- [WHAT IS BEING ASKED]:
Write out all the entries word for word and omit any pictures.

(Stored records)
START

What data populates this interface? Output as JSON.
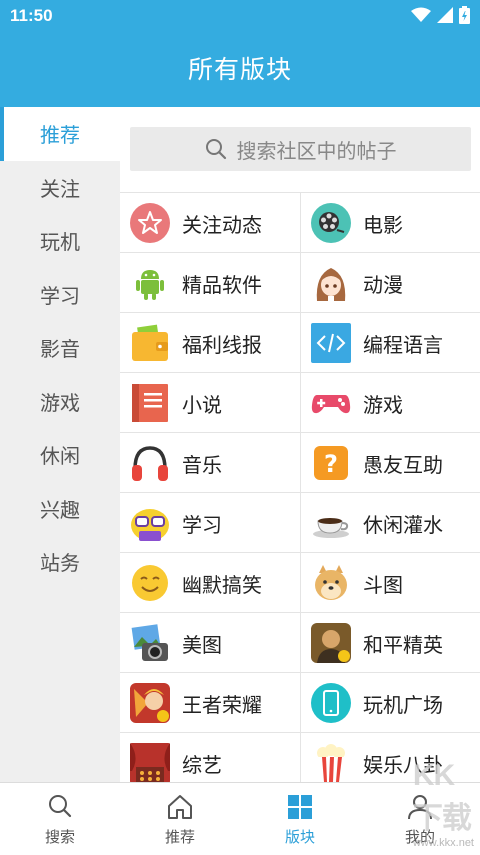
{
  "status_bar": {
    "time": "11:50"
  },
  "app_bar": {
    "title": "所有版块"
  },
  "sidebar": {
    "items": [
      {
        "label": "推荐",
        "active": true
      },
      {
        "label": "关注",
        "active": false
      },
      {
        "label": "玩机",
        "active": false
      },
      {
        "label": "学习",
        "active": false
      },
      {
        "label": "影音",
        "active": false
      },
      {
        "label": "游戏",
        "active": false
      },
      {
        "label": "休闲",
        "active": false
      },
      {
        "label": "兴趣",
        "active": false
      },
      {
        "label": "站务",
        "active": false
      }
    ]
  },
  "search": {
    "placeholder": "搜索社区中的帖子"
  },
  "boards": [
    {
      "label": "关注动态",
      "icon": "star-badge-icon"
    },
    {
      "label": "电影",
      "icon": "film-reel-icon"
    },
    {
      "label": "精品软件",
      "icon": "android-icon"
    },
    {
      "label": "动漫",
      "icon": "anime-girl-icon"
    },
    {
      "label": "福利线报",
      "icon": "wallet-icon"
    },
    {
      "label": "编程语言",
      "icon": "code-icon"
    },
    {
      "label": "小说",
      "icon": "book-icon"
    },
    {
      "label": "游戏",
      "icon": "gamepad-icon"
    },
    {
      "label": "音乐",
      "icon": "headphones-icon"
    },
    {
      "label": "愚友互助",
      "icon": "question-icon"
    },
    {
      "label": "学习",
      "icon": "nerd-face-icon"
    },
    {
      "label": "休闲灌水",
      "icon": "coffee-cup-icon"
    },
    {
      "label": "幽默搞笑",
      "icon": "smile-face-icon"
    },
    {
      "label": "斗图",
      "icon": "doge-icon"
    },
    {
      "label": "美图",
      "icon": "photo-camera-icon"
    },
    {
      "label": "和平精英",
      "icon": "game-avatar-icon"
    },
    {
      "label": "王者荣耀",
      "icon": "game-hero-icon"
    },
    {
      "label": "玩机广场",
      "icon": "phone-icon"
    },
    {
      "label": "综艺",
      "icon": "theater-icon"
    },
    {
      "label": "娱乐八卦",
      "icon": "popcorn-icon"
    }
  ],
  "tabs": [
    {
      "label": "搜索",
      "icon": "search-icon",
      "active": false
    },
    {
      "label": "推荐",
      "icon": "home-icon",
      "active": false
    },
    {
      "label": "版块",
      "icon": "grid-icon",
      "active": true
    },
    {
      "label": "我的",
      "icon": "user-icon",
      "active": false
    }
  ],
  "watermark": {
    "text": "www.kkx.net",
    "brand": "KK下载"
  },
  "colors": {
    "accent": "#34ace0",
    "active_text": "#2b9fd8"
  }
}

END

- [ANSWER IN FULL]:
What data populates this interface? Output as JSON.
{
  "status_bar": {
    "time": "11:50"
  },
  "app_bar": {
    "title": "所有版块"
  },
  "sidebar": {
    "items": [
      {
        "label": "推荐",
        "active": true
      },
      {
        "label": "关注",
        "active": false
      },
      {
        "label": "玩机",
        "active": false
      },
      {
        "label": "学习",
        "active": false
      },
      {
        "label": "影音",
        "active": false
      },
      {
        "label": "游戏",
        "active": false
      },
      {
        "label": "休闲",
        "active": false
      },
      {
        "label": "兴趣",
        "active": false
      },
      {
        "label": "站务",
        "active": false
      }
    ]
  },
  "search": {
    "placeholder": "搜索社区中的帖子"
  },
  "boards": [
    {
      "label": "关注动态",
      "icon": "star-badge-icon"
    },
    {
      "label": "电影",
      "icon": "film-reel-icon"
    },
    {
      "label": "精品软件",
      "icon": "android-icon"
    },
    {
      "label": "动漫",
      "icon": "anime-girl-icon"
    },
    {
      "label": "福利线报",
      "icon": "wallet-icon"
    },
    {
      "label": "编程语言",
      "icon": "code-icon"
    },
    {
      "label": "小说",
      "icon": "book-icon"
    },
    {
      "label": "游戏",
      "icon": "gamepad-icon"
    },
    {
      "label": "音乐",
      "icon": "headphones-icon"
    },
    {
      "label": "愚友互助",
      "icon": "question-icon"
    },
    {
      "label": "学习",
      "icon": "nerd-face-icon"
    },
    {
      "label": "休闲灌水",
      "icon": "coffee-cup-icon"
    },
    {
      "label": "幽默搞笑",
      "icon": "smile-face-icon"
    },
    {
      "label": "斗图",
      "icon": "doge-icon"
    },
    {
      "label": "美图",
      "icon": "photo-camera-icon"
    },
    {
      "label": "和平精英",
      "icon": "game-avatar-icon"
    },
    {
      "label": "王者荣耀",
      "icon": "game-hero-icon"
    },
    {
      "label": "玩机广场",
      "icon": "phone-icon"
    },
    {
      "label": "综艺",
      "icon": "theater-icon"
    },
    {
      "label": "娱乐八卦",
      "icon": "popcorn-icon"
    }
  ],
  "tabs": [
    {
      "label": "搜索",
      "icon": "search-icon",
      "active": false
    },
    {
      "label": "推荐",
      "icon": "home-icon",
      "active": false
    },
    {
      "label": "版块",
      "icon": "grid-icon",
      "active": true
    },
    {
      "label": "我的",
      "icon": "user-icon",
      "active": false
    }
  ],
  "watermark": {
    "text": "www.kkx.net",
    "brand": "KK下载"
  },
  "colors": {
    "accent": "#34ace0",
    "active_text": "#2b9fd8"
  }
}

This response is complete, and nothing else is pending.